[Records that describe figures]
* * *

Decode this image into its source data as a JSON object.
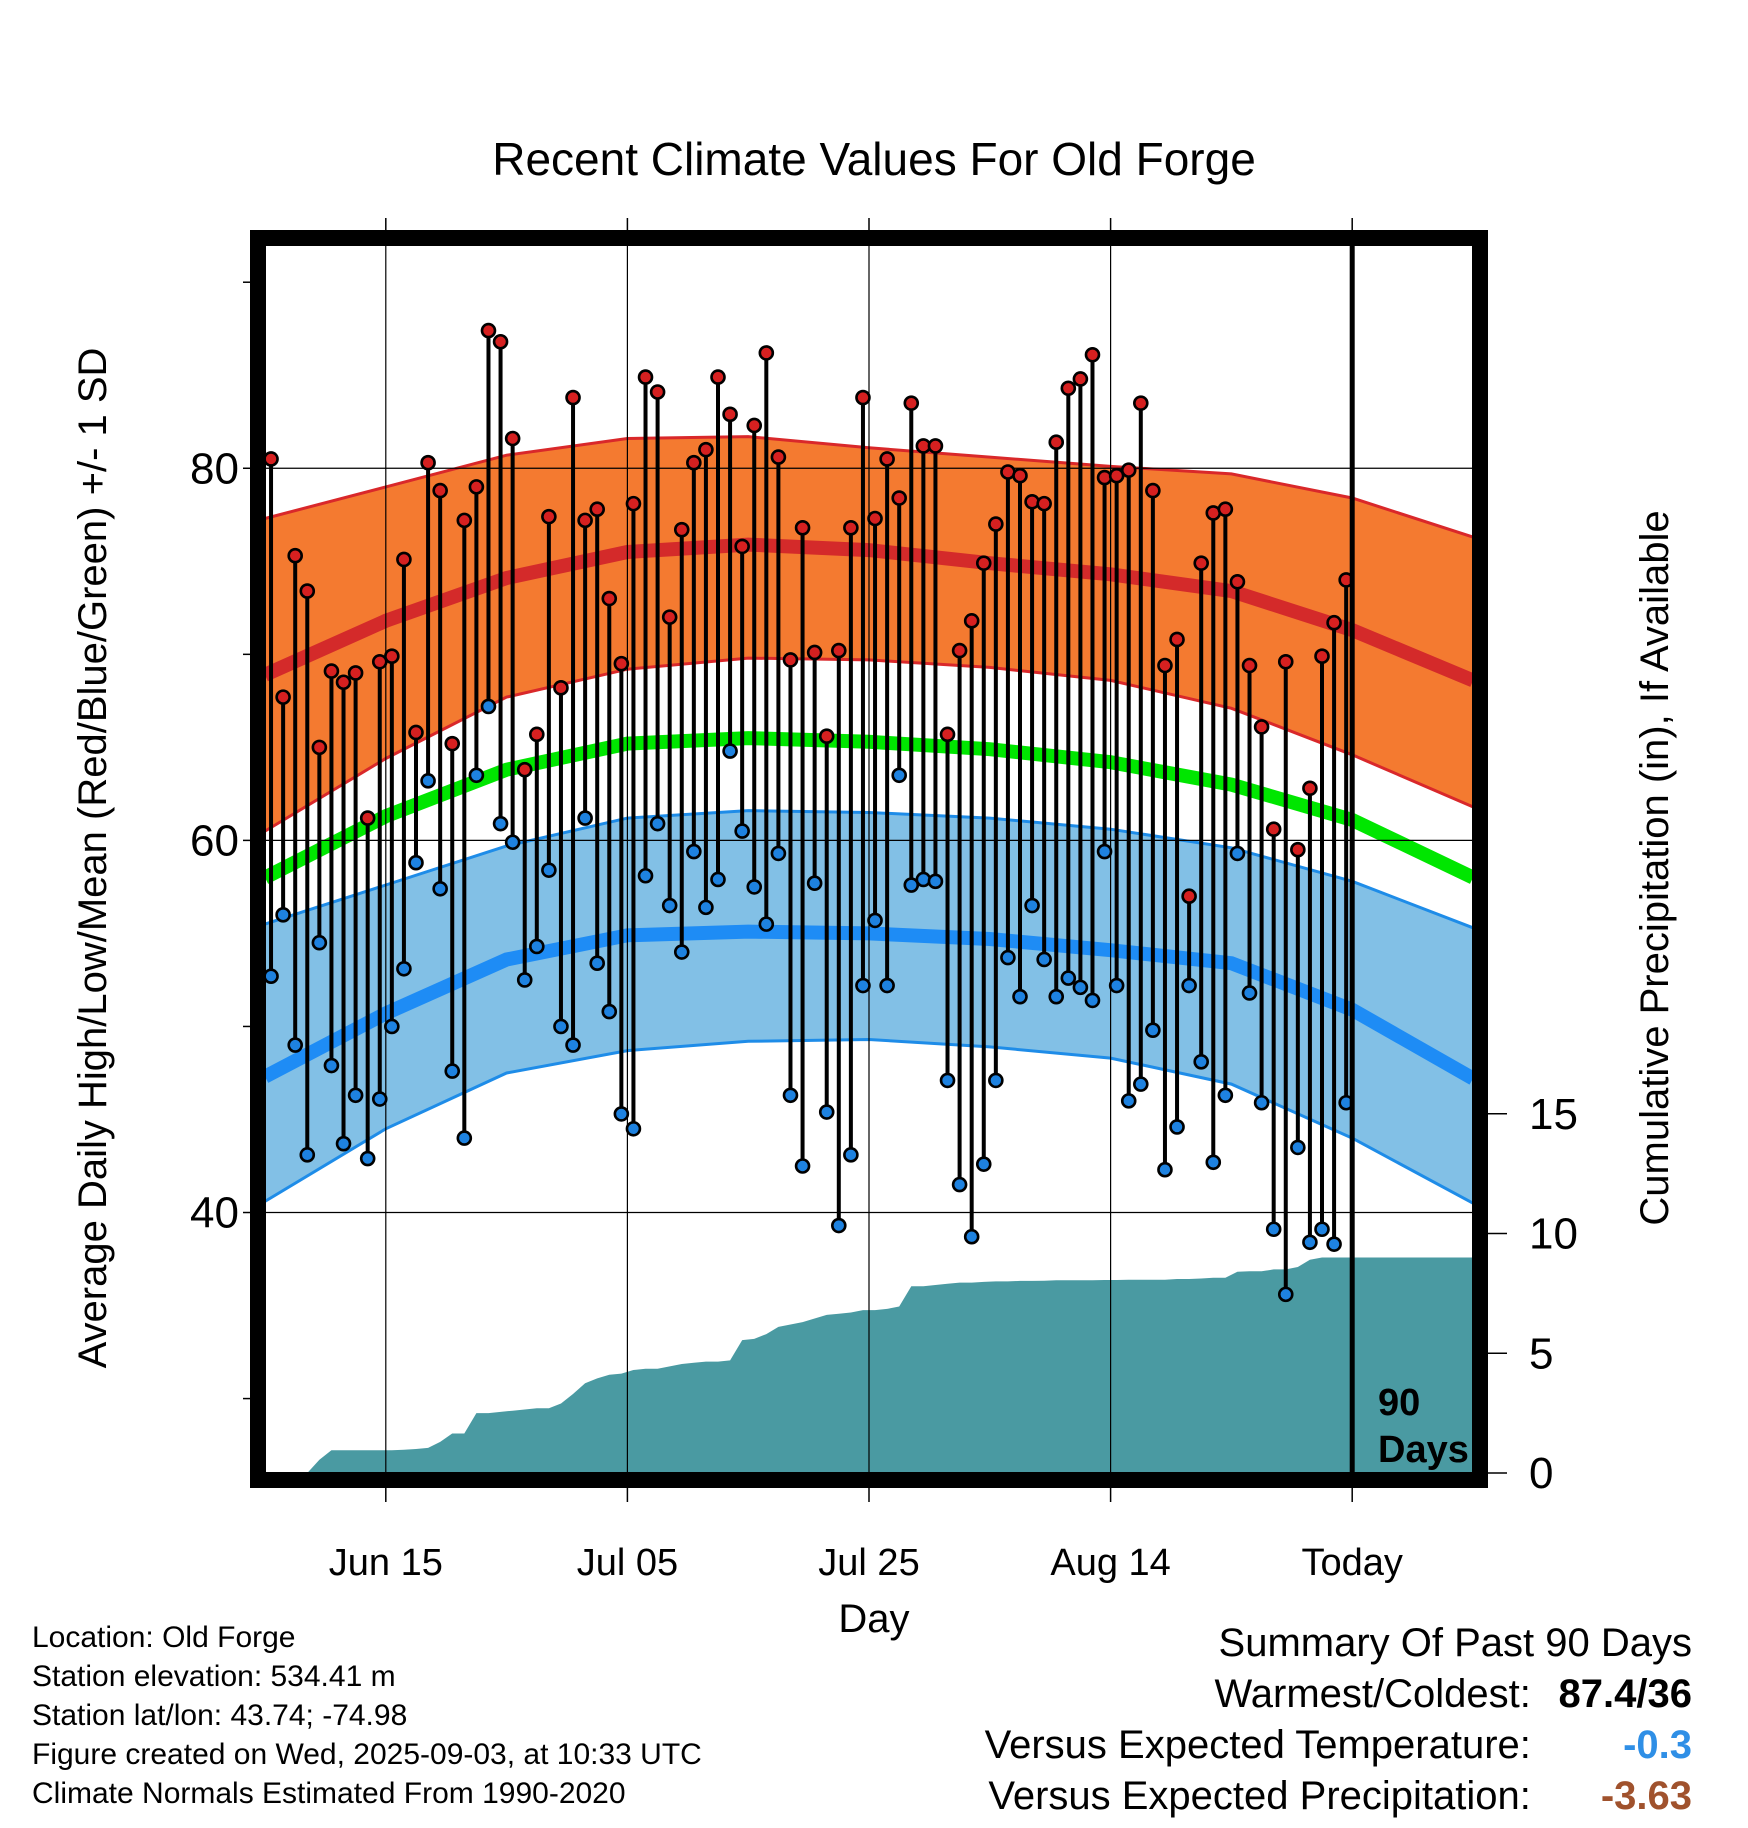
{
  "chart_data": {
    "type": "line",
    "title": "Recent Climate Values For Old Forge",
    "xlabel": "Day",
    "ylabel": "Average Daily High/Low/Mean (Red/Blue/Green) +/- 1 SD",
    "ylabel2": "Cumulative Precipitation (in), If Available",
    "x_ticks": [
      "Jun 15",
      "Jul 05",
      "Jul 25",
      "Aug 14",
      "Today"
    ],
    "x_tick_days": [
      10,
      30,
      50,
      70,
      90
    ],
    "xlim": [
      0,
      100
    ],
    "ylim": [
      26,
      92
    ],
    "y_ticks": [
      40,
      60,
      80
    ],
    "y2lim": [
      0,
      20
    ],
    "y2_ticks": [
      0,
      5,
      10,
      15
    ],
    "today_label": "90\nDays",
    "today_day": 90,
    "normals": {
      "days": [
        0,
        10,
        20,
        30,
        40,
        50,
        60,
        70,
        80,
        90,
        100
      ],
      "high_mean": [
        68.9,
        71.8,
        74.1,
        75.5,
        75.9,
        75.6,
        74.9,
        74.3,
        73.4,
        71.3,
        68.6
      ],
      "high_upper": [
        77.3,
        79.0,
        80.7,
        81.6,
        81.7,
        81.1,
        80.6,
        80.1,
        79.7,
        78.4,
        76.3
      ],
      "high_lower": [
        60.5,
        64.4,
        67.7,
        69.2,
        69.8,
        69.7,
        69.3,
        68.6,
        67.1,
        64.6,
        61.8
      ],
      "low_mean": [
        47.3,
        50.7,
        53.6,
        54.9,
        55.1,
        55.0,
        54.7,
        54.1,
        53.4,
        50.9,
        47.2
      ],
      "low_upper": [
        55.5,
        57.6,
        59.7,
        61.2,
        61.6,
        61.5,
        61.2,
        60.6,
        59.6,
        57.8,
        55.3
      ],
      "low_lower": [
        40.6,
        44.5,
        47.5,
        48.7,
        49.2,
        49.3,
        48.9,
        48.3,
        46.9,
        44.0,
        40.5
      ],
      "mean": [
        58.0,
        61.3,
        63.8,
        65.2,
        65.5,
        65.3,
        64.9,
        64.2,
        63.0,
        61.1,
        58.0
      ]
    },
    "daily_high": [
      80.5,
      67.7,
      75.3,
      73.4,
      65.0,
      69.1,
      68.5,
      69.0,
      61.2,
      69.6,
      69.9,
      75.1,
      65.8,
      80.3,
      78.8,
      65.2,
      77.2,
      79.0,
      87.4,
      86.8,
      81.6,
      63.8,
      65.7,
      77.4,
      68.2,
      83.8,
      77.2,
      77.8,
      73.0,
      69.5,
      78.1,
      84.9,
      84.1,
      72.0,
      76.7,
      80.3,
      81.0,
      84.9,
      82.9,
      75.8,
      82.3,
      86.2,
      80.6,
      69.7,
      76.8,
      70.1,
      65.6,
      70.2,
      76.8,
      83.8,
      77.3,
      80.5,
      78.4,
      83.5,
      81.2,
      81.2,
      65.7,
      70.2,
      71.8,
      74.9,
      77.0,
      79.8,
      79.6,
      78.2,
      78.1,
      81.4,
      84.3,
      84.8,
      86.1,
      79.5,
      79.6,
      79.9,
      83.5,
      78.8,
      69.4,
      70.8,
      57.0,
      74.9,
      77.6,
      77.8,
      73.9,
      69.4,
      66.1,
      60.6,
      69.6,
      59.5,
      62.8,
      69.9,
      71.7,
      74.0
    ],
    "daily_low": [
      52.7,
      56.0,
      49.0,
      43.1,
      54.5,
      47.9,
      43.7,
      46.3,
      42.9,
      46.1,
      50.0,
      53.1,
      58.8,
      63.2,
      57.4,
      47.6,
      44.0,
      63.5,
      67.2,
      60.9,
      59.9,
      52.5,
      54.3,
      58.4,
      50.0,
      49.0,
      61.2,
      53.4,
      50.8,
      45.3,
      44.5,
      58.1,
      60.9,
      56.5,
      54.0,
      59.4,
      56.4,
      57.9,
      64.8,
      60.5,
      57.5,
      55.5,
      59.3,
      46.3,
      42.5,
      57.7,
      45.4,
      39.3,
      43.1,
      52.2,
      55.7,
      52.2,
      63.5,
      57.6,
      57.9,
      57.8,
      47.1,
      41.5,
      38.7,
      42.6,
      47.1,
      53.7,
      51.6,
      56.5,
      53.6,
      51.6,
      52.6,
      52.1,
      51.4,
      59.4,
      52.2,
      46.0,
      46.9,
      49.8,
      42.3,
      44.6,
      52.2,
      48.1,
      42.7,
      46.3,
      59.3,
      51.8,
      45.9,
      39.1,
      35.6,
      43.5,
      38.4,
      39.1,
      38.3,
      45.9
    ],
    "cumulative_precip": [
      0,
      0,
      0,
      0,
      0.55,
      0.95,
      0.95,
      0.95,
      0.95,
      0.95,
      0.95,
      0.97,
      1.0,
      1.05,
      1.3,
      1.65,
      1.65,
      2.5,
      2.5,
      2.55,
      2.6,
      2.65,
      2.7,
      2.7,
      2.9,
      3.3,
      3.75,
      3.95,
      4.1,
      4.15,
      4.3,
      4.35,
      4.35,
      4.45,
      4.55,
      4.6,
      4.65,
      4.65,
      4.7,
      5.55,
      5.6,
      5.8,
      6.1,
      6.2,
      6.3,
      6.45,
      6.6,
      6.65,
      6.7,
      6.8,
      6.8,
      6.85,
      6.95,
      7.8,
      7.8,
      7.85,
      7.9,
      7.95,
      7.95,
      7.98,
      8.0,
      8.0,
      8.02,
      8.02,
      8.03,
      8.05,
      8.05,
      8.05,
      8.05,
      8.06,
      8.06,
      8.07,
      8.07,
      8.07,
      8.07,
      8.1,
      8.1,
      8.12,
      8.15,
      8.15,
      8.4,
      8.42,
      8.42,
      8.5,
      8.5,
      8.6,
      8.9,
      9.0,
      9.0,
      9.0
    ],
    "grid": true,
    "colors": {
      "high_band": "#f47a30",
      "high_band_edge": "#d9282a",
      "high_mean": "#d42a2a",
      "low_band": "#82c0e6",
      "low_band_edge": "#1e8ce8",
      "low_mean": "#1e8cf5",
      "mean": "#00e600",
      "precip": "#4a9aa2",
      "high_dot": "#d62020",
      "low_dot": "#1e82e0"
    }
  },
  "footer": {
    "lines": [
      "Location: Old Forge",
      "Station elevation: 534.41 m",
      "Station lat/lon: 43.74; -74.98",
      "Figure created on Wed, 2025-09-03, at 10:33 UTC",
      "Climate Normals Estimated From 1990-2020"
    ]
  },
  "summary": {
    "title": "Summary Of Past 90 Days",
    "warmest_coldest_label": "Warmest/Coldest:",
    "warmest_coldest_value": "87.4/36",
    "temp_label": "Versus Expected Temperature:",
    "temp_value": "-0.3",
    "temp_color": "#2f8fe6",
    "precip_label": "Versus Expected Precipitation:",
    "precip_value": "-3.63",
    "precip_color": "#a0522d"
  }
}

* * *

§ What you are asked to do
Reproduce every record above exactly, but leave out the pictures.

§ Written answer
Decode this image into its source data as a JSON object.
{
  "chart_data": {
    "type": "line",
    "title": "Recent Climate Values For Old Forge",
    "xlabel": "Day",
    "ylabel": "Average Daily High/Low/Mean (Red/Blue/Green) +/- 1 SD",
    "ylabel2": "Cumulative Precipitation (in), If Available",
    "x_ticks": [
      "Jun 15",
      "Jul 05",
      "Jul 25",
      "Aug 14",
      "Today"
    ],
    "x_tick_days": [
      10,
      30,
      50,
      70,
      90
    ],
    "xlim": [
      0,
      100
    ],
    "ylim": [
      26,
      92
    ],
    "y_ticks": [
      40,
      60,
      80
    ],
    "y2lim": [
      0,
      20
    ],
    "y2_ticks": [
      0,
      5,
      10,
      15
    ],
    "today_label": "90\nDays",
    "today_day": 90,
    "normals": {
      "days": [
        0,
        10,
        20,
        30,
        40,
        50,
        60,
        70,
        80,
        90,
        100
      ],
      "high_mean": [
        68.9,
        71.8,
        74.1,
        75.5,
        75.9,
        75.6,
        74.9,
        74.3,
        73.4,
        71.3,
        68.6
      ],
      "high_upper": [
        77.3,
        79.0,
        80.7,
        81.6,
        81.7,
        81.1,
        80.6,
        80.1,
        79.7,
        78.4,
        76.3
      ],
      "high_lower": [
        60.5,
        64.4,
        67.7,
        69.2,
        69.8,
        69.7,
        69.3,
        68.6,
        67.1,
        64.6,
        61.8
      ],
      "low_mean": [
        47.3,
        50.7,
        53.6,
        54.9,
        55.1,
        55.0,
        54.7,
        54.1,
        53.4,
        50.9,
        47.2
      ],
      "low_upper": [
        55.5,
        57.6,
        59.7,
        61.2,
        61.6,
        61.5,
        61.2,
        60.6,
        59.6,
        57.8,
        55.3
      ],
      "low_lower": [
        40.6,
        44.5,
        47.5,
        48.7,
        49.2,
        49.3,
        48.9,
        48.3,
        46.9,
        44.0,
        40.5
      ],
      "mean": [
        58.0,
        61.3,
        63.8,
        65.2,
        65.5,
        65.3,
        64.9,
        64.2,
        63.0,
        61.1,
        58.0
      ]
    },
    "daily_high": [
      80.5,
      67.7,
      75.3,
      73.4,
      65.0,
      69.1,
      68.5,
      69.0,
      61.2,
      69.6,
      69.9,
      75.1,
      65.8,
      80.3,
      78.8,
      65.2,
      77.2,
      79.0,
      87.4,
      86.8,
      81.6,
      63.8,
      65.7,
      77.4,
      68.2,
      83.8,
      77.2,
      77.8,
      73.0,
      69.5,
      78.1,
      84.9,
      84.1,
      72.0,
      76.7,
      80.3,
      81.0,
      84.9,
      82.9,
      75.8,
      82.3,
      86.2,
      80.6,
      69.7,
      76.8,
      70.1,
      65.6,
      70.2,
      76.8,
      83.8,
      77.3,
      80.5,
      78.4,
      83.5,
      81.2,
      81.2,
      65.7,
      70.2,
      71.8,
      74.9,
      77.0,
      79.8,
      79.6,
      78.2,
      78.1,
      81.4,
      84.3,
      84.8,
      86.1,
      79.5,
      79.6,
      79.9,
      83.5,
      78.8,
      69.4,
      70.8,
      57.0,
      74.9,
      77.6,
      77.8,
      73.9,
      69.4,
      66.1,
      60.6,
      69.6,
      59.5,
      62.8,
      69.9,
      71.7,
      74.0
    ],
    "daily_low": [
      52.7,
      56.0,
      49.0,
      43.1,
      54.5,
      47.9,
      43.7,
      46.3,
      42.9,
      46.1,
      50.0,
      53.1,
      58.8,
      63.2,
      57.4,
      47.6,
      44.0,
      63.5,
      67.2,
      60.9,
      59.9,
      52.5,
      54.3,
      58.4,
      50.0,
      49.0,
      61.2,
      53.4,
      50.8,
      45.3,
      44.5,
      58.1,
      60.9,
      56.5,
      54.0,
      59.4,
      56.4,
      57.9,
      64.8,
      60.5,
      57.5,
      55.5,
      59.3,
      46.3,
      42.5,
      57.7,
      45.4,
      39.3,
      43.1,
      52.2,
      55.7,
      52.2,
      63.5,
      57.6,
      57.9,
      57.8,
      47.1,
      41.5,
      38.7,
      42.6,
      47.1,
      53.7,
      51.6,
      56.5,
      53.6,
      51.6,
      52.6,
      52.1,
      51.4,
      59.4,
      52.2,
      46.0,
      46.9,
      49.8,
      42.3,
      44.6,
      52.2,
      48.1,
      42.7,
      46.3,
      59.3,
      51.8,
      45.9,
      39.1,
      35.6,
      43.5,
      38.4,
      39.1,
      38.3,
      45.9
    ],
    "cumulative_precip": [
      0,
      0,
      0,
      0,
      0.55,
      0.95,
      0.95,
      0.95,
      0.95,
      0.95,
      0.95,
      0.97,
      1.0,
      1.05,
      1.3,
      1.65,
      1.65,
      2.5,
      2.5,
      2.55,
      2.6,
      2.65,
      2.7,
      2.7,
      2.9,
      3.3,
      3.75,
      3.95,
      4.1,
      4.15,
      4.3,
      4.35,
      4.35,
      4.45,
      4.55,
      4.6,
      4.65,
      4.65,
      4.7,
      5.55,
      5.6,
      5.8,
      6.1,
      6.2,
      6.3,
      6.45,
      6.6,
      6.65,
      6.7,
      6.8,
      6.8,
      6.85,
      6.95,
      7.8,
      7.8,
      7.85,
      7.9,
      7.95,
      7.95,
      7.98,
      8.0,
      8.0,
      8.02,
      8.02,
      8.03,
      8.05,
      8.05,
      8.05,
      8.05,
      8.06,
      8.06,
      8.07,
      8.07,
      8.07,
      8.07,
      8.1,
      8.1,
      8.12,
      8.15,
      8.15,
      8.4,
      8.42,
      8.42,
      8.5,
      8.5,
      8.6,
      8.9,
      9.0,
      9.0,
      9.0
    ],
    "grid": true,
    "colors": {
      "high_band": "#f47a30",
      "high_band_edge": "#d9282a",
      "high_mean": "#d42a2a",
      "low_band": "#82c0e6",
      "low_band_edge": "#1e8ce8",
      "low_mean": "#1e8cf5",
      "mean": "#00e600",
      "precip": "#4a9aa2",
      "high_dot": "#d62020",
      "low_dot": "#1e82e0"
    }
  },
  "footer": {
    "lines": [
      "Location: Old Forge",
      "Station elevation: 534.41 m",
      "Station lat/lon: 43.74; -74.98",
      "Figure created on Wed, 2025-09-03, at 10:33 UTC",
      "Climate Normals Estimated From 1990-2020"
    ]
  },
  "summary": {
    "title": "Summary Of Past 90 Days",
    "warmest_coldest_label": "Warmest/Coldest:",
    "warmest_coldest_value": "87.4/36",
    "temp_label": "Versus Expected Temperature:",
    "temp_value": "-0.3",
    "temp_color": "#2f8fe6",
    "precip_label": "Versus Expected Precipitation:",
    "precip_value": "-3.63",
    "precip_color": "#a0522d"
  }
}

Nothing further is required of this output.